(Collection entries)
===============

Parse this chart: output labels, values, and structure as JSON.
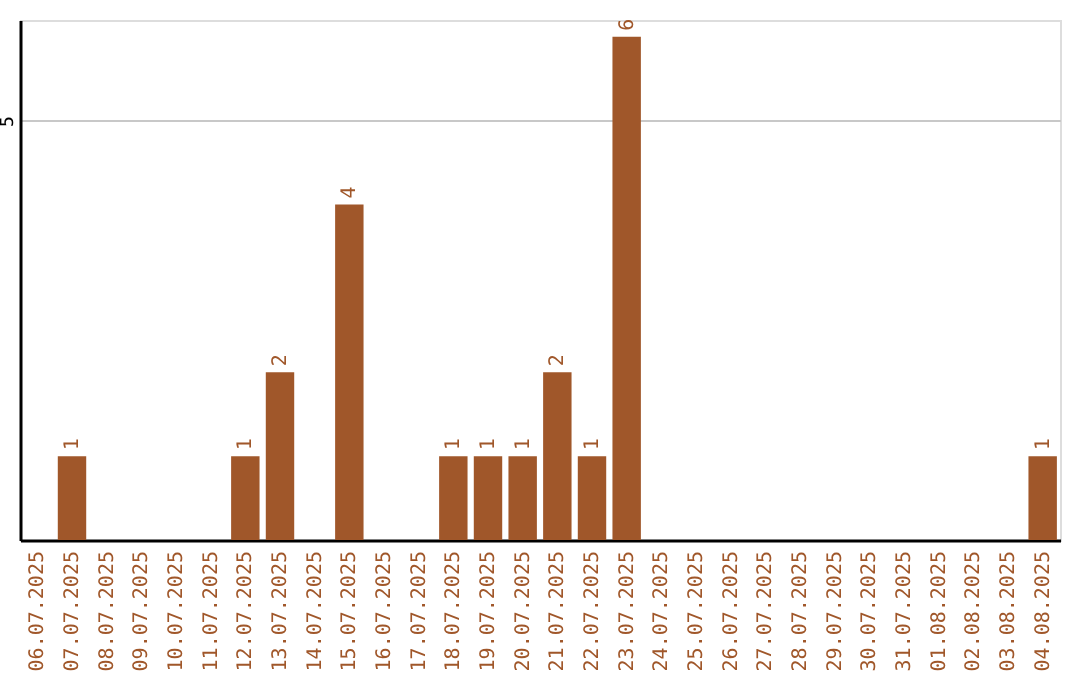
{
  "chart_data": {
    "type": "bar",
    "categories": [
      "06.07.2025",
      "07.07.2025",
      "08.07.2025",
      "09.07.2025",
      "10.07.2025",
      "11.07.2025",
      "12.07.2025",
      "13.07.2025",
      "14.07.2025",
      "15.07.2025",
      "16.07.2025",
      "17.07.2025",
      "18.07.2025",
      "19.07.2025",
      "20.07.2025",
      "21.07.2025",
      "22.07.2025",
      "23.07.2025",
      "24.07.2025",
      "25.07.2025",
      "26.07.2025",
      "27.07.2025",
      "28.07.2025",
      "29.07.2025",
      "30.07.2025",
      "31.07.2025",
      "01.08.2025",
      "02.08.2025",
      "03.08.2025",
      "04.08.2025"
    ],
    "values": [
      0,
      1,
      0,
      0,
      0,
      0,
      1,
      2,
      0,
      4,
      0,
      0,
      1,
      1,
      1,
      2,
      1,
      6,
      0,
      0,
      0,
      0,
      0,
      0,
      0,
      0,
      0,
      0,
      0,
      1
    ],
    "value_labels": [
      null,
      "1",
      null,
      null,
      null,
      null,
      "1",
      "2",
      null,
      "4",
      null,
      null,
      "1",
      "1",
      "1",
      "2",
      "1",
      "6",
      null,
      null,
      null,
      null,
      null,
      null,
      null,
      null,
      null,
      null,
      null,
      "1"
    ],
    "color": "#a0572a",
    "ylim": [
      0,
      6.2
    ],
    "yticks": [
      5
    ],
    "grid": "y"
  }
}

===============

● **What you need to do**
Which lines hold the word "values"? Copy all of them.

● **The reply**
Parse this chart: output labels, values, and structure as JSON.
    "values": [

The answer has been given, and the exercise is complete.